═══ Data excerpts

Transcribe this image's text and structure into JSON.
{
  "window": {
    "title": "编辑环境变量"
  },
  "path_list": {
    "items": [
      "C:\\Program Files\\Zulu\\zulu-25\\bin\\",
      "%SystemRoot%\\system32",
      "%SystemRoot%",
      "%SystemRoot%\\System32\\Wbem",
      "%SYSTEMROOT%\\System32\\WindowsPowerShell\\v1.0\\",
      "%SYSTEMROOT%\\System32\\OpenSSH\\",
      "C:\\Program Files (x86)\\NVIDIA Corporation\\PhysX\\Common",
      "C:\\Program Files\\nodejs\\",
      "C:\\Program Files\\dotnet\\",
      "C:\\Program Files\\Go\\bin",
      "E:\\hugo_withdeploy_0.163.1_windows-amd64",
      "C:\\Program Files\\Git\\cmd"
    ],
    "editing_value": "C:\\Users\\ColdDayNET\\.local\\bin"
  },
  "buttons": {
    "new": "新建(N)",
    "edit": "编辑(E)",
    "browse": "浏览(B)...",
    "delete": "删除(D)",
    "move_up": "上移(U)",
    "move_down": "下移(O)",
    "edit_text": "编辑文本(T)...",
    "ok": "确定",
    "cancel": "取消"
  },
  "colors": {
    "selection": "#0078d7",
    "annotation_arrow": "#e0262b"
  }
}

══════

▶ Directive: Pick out every line with the string "Program" and copy it.

▶ Solution:
      "C:\\Program Files\\Zulu\\zulu-25\\bin\\",
      "C:\\Program Files (x86)\\NVIDIA Corporation\\PhysX\\Common",
      "C:\\Program Files\\nodejs\\",
      "C:\\Program Files\\dotnet\\",
      "C:\\Program Files\\Go\\bin",
      "C:\\Program Files\\Git\\cmd"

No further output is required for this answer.